Objective -
Each line below either holds the string "Robotique" or doesn't. Count those that do and give only the number.
— START —
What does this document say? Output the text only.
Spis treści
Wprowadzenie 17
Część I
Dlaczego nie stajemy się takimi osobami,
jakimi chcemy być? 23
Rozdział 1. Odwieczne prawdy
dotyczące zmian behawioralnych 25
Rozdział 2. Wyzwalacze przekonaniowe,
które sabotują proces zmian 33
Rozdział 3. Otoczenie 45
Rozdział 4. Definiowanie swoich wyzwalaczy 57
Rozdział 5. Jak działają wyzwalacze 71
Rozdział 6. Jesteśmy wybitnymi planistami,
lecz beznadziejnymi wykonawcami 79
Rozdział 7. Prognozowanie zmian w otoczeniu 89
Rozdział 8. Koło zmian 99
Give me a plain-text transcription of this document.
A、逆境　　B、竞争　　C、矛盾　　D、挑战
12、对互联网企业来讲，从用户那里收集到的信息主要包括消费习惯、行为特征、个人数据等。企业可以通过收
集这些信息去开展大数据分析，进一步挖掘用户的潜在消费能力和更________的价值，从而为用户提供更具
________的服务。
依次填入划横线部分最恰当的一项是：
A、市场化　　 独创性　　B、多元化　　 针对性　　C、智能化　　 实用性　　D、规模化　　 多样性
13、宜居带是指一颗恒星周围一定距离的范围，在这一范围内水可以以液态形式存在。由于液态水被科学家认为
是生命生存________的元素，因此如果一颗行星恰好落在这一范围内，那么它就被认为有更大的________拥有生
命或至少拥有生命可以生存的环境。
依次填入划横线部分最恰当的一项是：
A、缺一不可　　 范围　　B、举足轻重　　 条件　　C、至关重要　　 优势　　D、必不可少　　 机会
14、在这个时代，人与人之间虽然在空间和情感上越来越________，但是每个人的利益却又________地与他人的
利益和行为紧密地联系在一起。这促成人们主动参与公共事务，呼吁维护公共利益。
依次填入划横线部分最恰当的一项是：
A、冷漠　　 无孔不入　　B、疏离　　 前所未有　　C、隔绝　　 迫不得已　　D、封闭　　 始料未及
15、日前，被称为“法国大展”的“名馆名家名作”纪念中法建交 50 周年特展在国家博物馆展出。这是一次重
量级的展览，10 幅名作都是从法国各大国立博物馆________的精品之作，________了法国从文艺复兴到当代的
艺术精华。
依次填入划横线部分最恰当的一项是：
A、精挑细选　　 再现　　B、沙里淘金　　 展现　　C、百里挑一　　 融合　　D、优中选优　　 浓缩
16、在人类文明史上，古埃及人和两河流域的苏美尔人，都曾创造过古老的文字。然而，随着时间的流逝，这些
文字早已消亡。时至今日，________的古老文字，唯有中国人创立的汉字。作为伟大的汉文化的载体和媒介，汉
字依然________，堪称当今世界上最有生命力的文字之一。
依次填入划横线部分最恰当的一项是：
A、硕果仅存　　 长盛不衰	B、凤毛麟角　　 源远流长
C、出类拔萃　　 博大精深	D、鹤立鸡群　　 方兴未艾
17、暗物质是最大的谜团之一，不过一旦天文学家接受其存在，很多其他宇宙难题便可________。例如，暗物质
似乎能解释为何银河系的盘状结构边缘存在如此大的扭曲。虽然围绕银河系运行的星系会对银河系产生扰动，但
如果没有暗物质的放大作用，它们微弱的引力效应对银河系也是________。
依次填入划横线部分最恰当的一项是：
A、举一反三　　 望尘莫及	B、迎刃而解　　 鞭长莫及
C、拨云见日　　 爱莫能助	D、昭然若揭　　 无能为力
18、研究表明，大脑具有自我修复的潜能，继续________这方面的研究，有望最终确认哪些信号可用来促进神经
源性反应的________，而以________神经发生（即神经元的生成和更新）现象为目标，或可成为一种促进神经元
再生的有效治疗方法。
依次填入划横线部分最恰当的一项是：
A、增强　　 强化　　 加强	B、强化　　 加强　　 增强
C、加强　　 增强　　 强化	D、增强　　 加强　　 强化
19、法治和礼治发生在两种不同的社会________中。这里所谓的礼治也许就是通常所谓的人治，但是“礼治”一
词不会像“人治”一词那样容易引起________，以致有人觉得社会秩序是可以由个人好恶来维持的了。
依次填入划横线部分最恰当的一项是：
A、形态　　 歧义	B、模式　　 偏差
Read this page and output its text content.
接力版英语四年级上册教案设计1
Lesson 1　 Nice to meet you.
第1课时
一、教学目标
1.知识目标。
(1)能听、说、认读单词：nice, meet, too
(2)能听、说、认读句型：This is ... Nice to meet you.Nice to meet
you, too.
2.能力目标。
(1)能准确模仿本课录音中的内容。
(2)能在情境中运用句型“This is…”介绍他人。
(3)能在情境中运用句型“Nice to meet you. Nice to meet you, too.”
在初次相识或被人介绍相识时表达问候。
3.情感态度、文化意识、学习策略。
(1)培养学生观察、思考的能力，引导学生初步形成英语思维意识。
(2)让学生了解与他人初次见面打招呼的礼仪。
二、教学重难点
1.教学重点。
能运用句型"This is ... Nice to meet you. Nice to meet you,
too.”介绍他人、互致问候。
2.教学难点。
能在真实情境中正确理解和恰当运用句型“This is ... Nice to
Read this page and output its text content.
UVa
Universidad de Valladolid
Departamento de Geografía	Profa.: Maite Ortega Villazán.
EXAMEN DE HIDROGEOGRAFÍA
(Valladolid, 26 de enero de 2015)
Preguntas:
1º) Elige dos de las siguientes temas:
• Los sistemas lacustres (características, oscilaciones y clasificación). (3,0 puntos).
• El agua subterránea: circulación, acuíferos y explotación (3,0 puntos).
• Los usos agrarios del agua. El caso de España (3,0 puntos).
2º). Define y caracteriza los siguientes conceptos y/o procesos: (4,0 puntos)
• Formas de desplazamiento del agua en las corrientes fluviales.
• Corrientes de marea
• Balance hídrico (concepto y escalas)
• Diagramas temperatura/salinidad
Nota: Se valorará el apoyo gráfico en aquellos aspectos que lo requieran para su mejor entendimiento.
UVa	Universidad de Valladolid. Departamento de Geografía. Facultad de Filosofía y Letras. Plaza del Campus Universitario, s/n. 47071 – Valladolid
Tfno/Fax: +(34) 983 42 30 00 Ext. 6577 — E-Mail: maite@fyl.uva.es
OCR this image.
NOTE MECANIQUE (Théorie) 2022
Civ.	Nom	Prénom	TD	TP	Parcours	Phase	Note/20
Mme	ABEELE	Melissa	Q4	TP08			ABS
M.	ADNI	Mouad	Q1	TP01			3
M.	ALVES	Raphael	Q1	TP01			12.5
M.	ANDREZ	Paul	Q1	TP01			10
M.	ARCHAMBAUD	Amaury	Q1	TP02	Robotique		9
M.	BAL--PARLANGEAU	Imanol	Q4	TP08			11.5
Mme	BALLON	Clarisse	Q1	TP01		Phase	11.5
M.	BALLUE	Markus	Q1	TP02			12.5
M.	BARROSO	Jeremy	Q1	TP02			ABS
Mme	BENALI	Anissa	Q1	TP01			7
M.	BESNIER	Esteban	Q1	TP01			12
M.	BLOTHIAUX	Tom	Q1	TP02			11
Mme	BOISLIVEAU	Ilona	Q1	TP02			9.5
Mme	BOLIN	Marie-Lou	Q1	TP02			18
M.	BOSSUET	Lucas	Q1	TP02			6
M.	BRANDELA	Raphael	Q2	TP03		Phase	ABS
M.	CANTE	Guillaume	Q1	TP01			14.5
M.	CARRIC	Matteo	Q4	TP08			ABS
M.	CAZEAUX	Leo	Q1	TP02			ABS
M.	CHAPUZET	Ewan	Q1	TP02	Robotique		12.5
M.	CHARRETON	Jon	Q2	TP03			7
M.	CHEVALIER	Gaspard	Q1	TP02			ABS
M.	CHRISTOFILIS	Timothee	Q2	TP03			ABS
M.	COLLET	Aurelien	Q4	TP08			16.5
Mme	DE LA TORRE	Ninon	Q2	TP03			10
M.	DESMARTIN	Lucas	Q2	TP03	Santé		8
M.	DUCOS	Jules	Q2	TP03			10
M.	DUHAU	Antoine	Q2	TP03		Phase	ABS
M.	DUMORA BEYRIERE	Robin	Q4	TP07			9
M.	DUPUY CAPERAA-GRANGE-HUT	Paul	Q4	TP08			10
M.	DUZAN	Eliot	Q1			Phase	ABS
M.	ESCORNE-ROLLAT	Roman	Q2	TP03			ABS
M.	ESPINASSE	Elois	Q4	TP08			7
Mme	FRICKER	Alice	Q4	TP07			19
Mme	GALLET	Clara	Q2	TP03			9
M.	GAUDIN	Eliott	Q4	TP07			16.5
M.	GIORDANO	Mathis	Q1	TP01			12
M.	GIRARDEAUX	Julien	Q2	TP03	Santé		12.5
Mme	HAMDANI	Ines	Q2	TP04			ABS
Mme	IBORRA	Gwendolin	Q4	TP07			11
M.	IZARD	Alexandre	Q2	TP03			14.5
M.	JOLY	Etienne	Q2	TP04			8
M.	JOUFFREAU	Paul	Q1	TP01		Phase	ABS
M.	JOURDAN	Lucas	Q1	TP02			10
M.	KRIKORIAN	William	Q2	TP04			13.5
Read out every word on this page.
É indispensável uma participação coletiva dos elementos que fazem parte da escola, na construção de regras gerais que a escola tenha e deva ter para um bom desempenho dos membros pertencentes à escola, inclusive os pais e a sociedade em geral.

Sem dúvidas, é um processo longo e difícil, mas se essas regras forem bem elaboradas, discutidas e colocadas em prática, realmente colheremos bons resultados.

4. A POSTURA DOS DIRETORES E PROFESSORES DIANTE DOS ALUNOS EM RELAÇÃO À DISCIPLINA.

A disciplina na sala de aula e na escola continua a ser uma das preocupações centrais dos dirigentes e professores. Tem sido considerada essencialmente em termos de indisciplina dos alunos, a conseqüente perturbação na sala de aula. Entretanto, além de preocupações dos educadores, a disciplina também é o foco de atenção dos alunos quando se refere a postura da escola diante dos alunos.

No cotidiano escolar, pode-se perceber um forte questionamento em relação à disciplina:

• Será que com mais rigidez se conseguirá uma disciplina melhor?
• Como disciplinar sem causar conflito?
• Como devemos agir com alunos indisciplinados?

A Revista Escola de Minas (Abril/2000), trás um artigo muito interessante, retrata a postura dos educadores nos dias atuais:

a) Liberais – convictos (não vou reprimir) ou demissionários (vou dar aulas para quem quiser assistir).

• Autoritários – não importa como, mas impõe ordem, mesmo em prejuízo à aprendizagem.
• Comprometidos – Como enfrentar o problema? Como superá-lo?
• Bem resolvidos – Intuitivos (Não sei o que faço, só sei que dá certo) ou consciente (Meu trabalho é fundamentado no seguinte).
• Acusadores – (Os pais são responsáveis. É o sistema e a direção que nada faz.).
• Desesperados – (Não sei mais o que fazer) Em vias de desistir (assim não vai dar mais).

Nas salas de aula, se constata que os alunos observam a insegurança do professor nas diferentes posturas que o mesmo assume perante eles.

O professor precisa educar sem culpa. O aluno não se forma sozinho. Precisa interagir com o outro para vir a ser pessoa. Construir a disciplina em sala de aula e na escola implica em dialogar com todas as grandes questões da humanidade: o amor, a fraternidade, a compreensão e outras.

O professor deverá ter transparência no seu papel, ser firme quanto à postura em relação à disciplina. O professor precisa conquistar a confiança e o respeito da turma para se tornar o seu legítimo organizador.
— END —
Solution below -
2